Collected data

>> begin

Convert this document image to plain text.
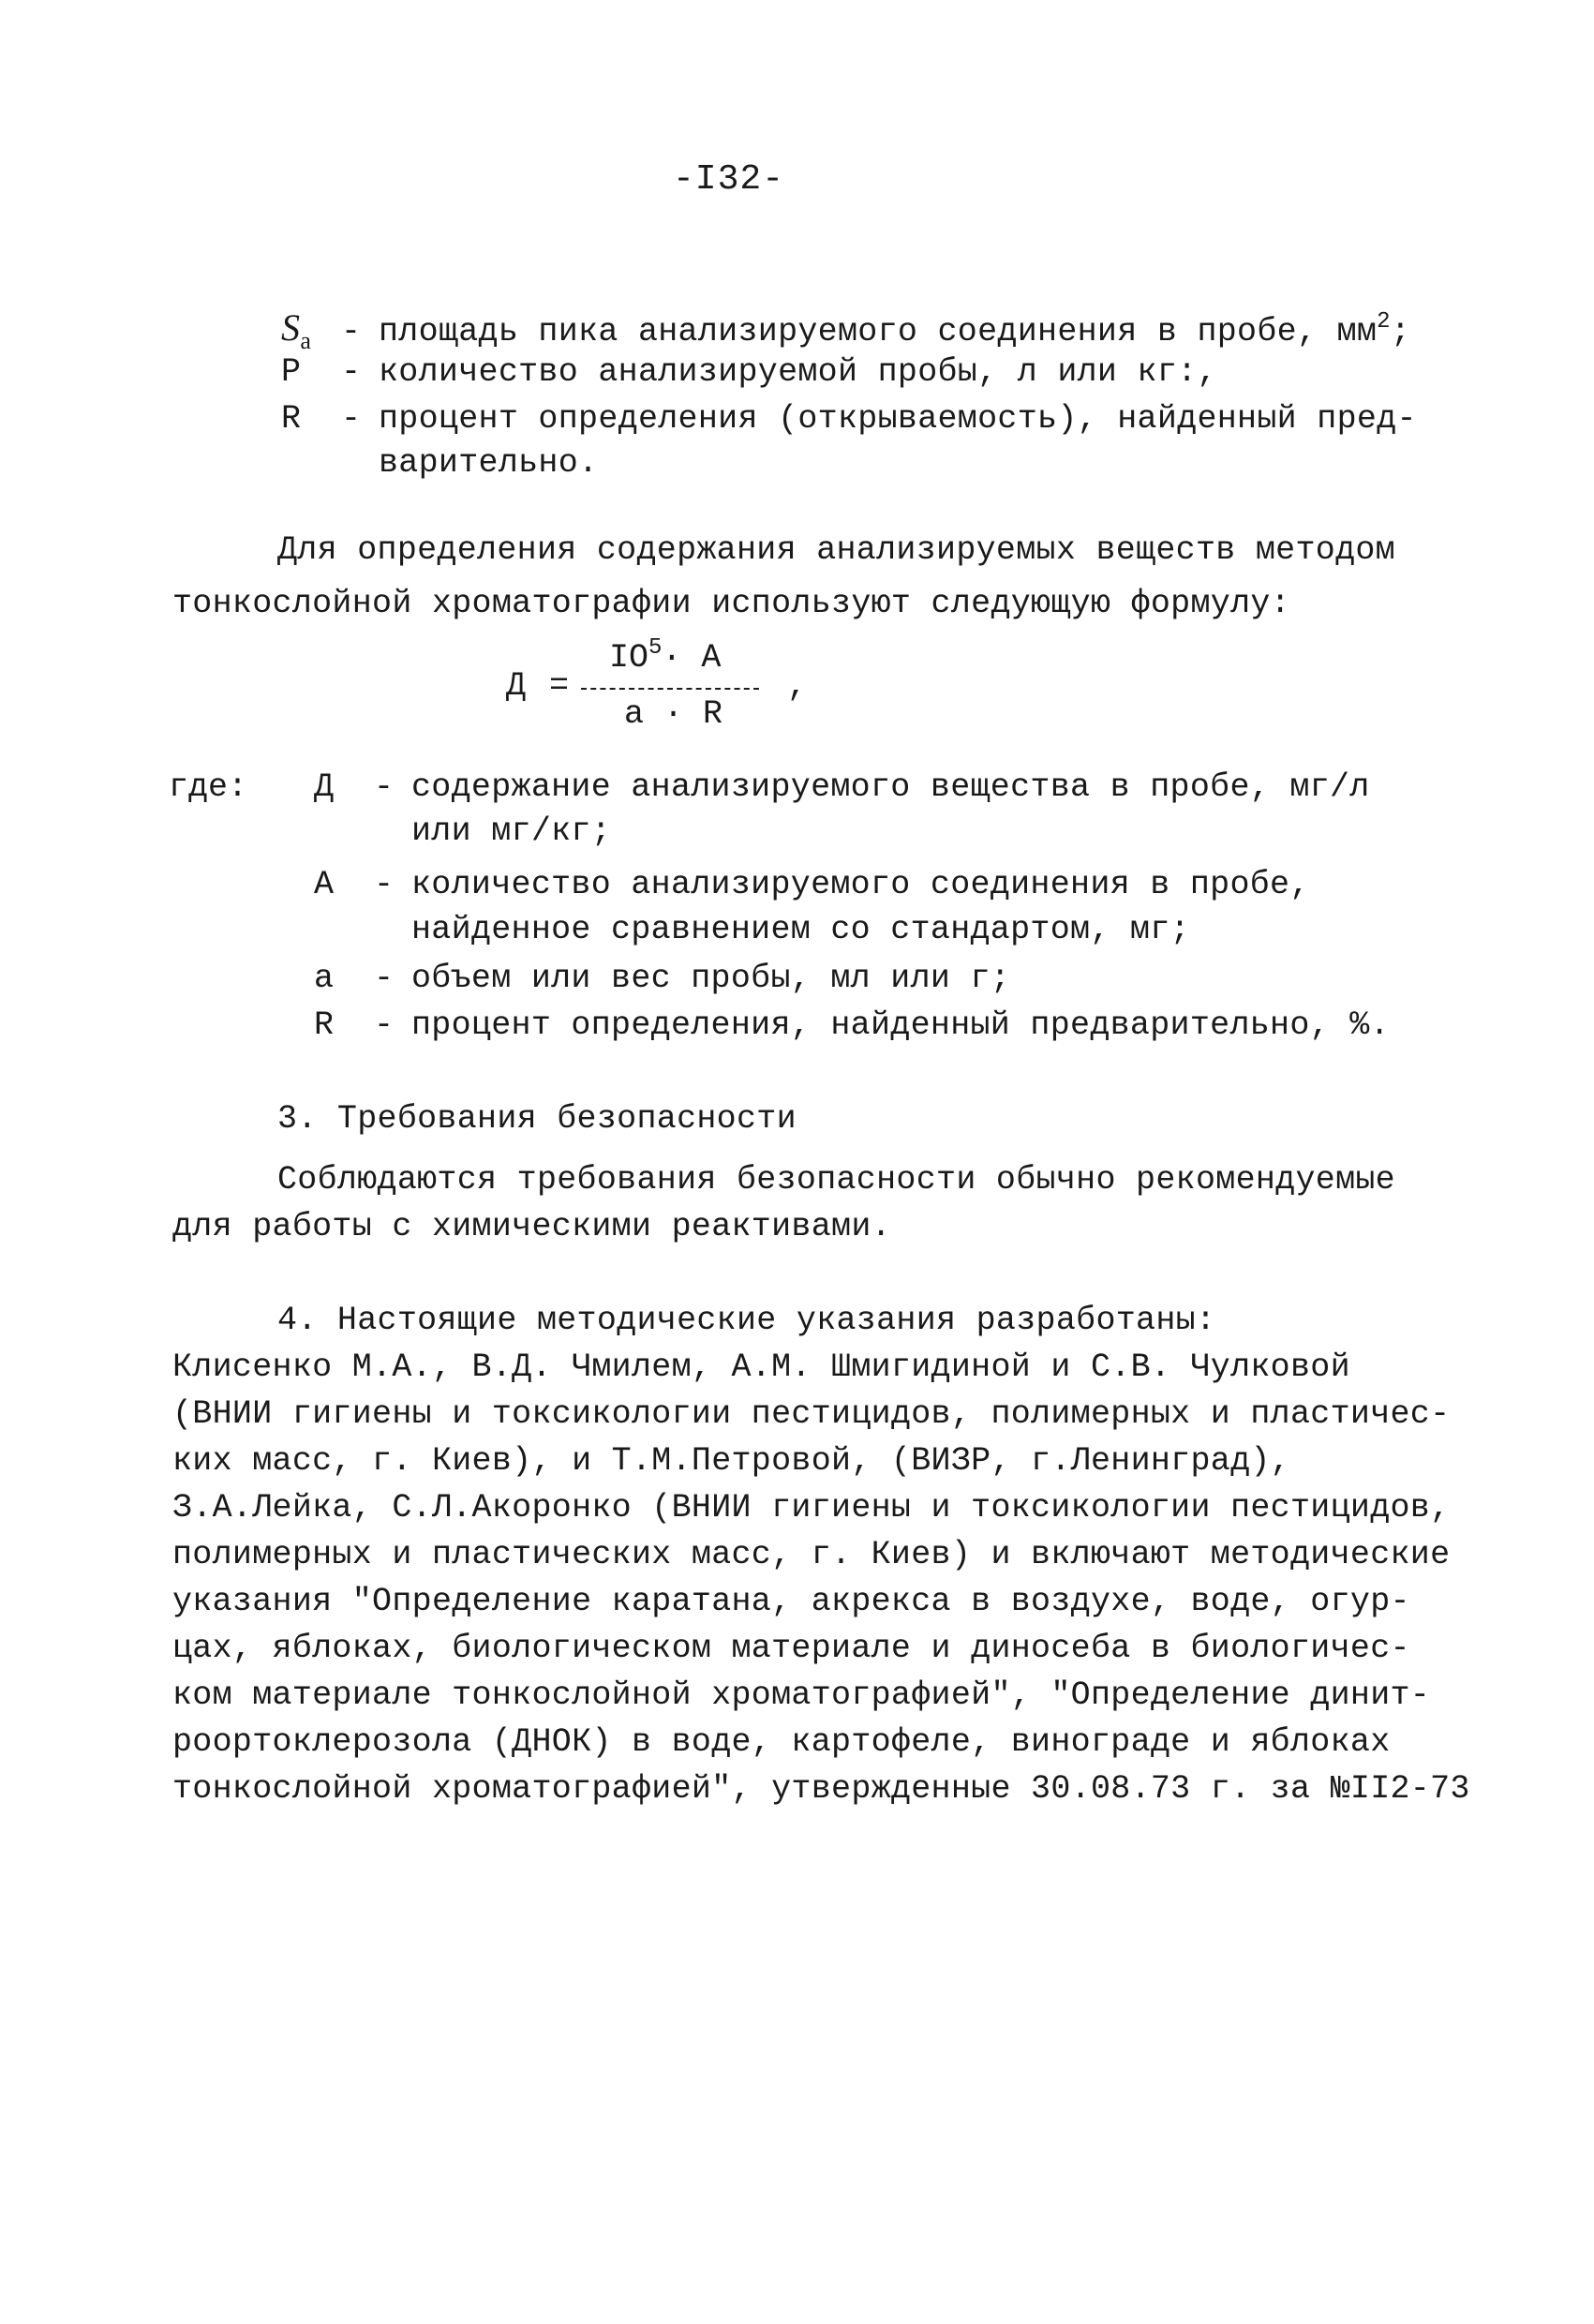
-I32-
$S_a$ - площадь пика анализируемого соединения в пробе, $мм^2$;
P - количество анализируемой пробы, л или кг:,
R - процент определения (открываемость), найденный пред-
варительно.
Для определения содержания анализируемых веществ методом
тонкослойной хроматографии используют следующую формулу:
Д =
$IO^5\cdot A$
a · R
,
где: Д - содержание анализируемого вещества в пробе, мг/л
или мг/кг;
A - количество анализируемого соединения в пробе,
найденное сравнением со стандартом, мг;
a - объем или вес пробы, мл или г;
R - процент определения, найденный предварительно, %.
3. Требования безопасности
Соблюдаются требования безопасности обычно рекомендуемые
для работы с химическими реактивами.
4. Настоящие методические указания разработаны:
Клисенко М.А., В.Д. Чмилем, А.М. Шмигидиной и С.В. Чулковой
(ВНИИ гигиены и токсикологии пестицидов, полимерных и пластичес-
ких масс, г. Киев), и Т.М.Петровой, (ВИЗР, г.Ленинград),
З.А.Лейка, С.Л.Акоронко (ВНИИ гигиены и токсикологии пестицидов,
полимерных и пластических масс, г. Киев) и включают методические
указания "Определение каратана, акрекса в воздухе, воде, огур-
цах, яблоках, биологическом материале и диносеба в биологичес-
ком материале тонкослойной хроматографией", "Определение динит-
роортоклерозола (ДНОК) в воде, картофеле, винограде и яблоках
тонкослойной хроматографией", утвержденные 30.08.73 г. за №II2-73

>> end

### Set task
Show all lines in the entries above where the string "масс" appears.

### Right answer
ких масс, г. Киев), и Т.М.Петровой, (ВИЗР, г.Ленинград),
полимерных и пластических масс, г. Киев) и включают методические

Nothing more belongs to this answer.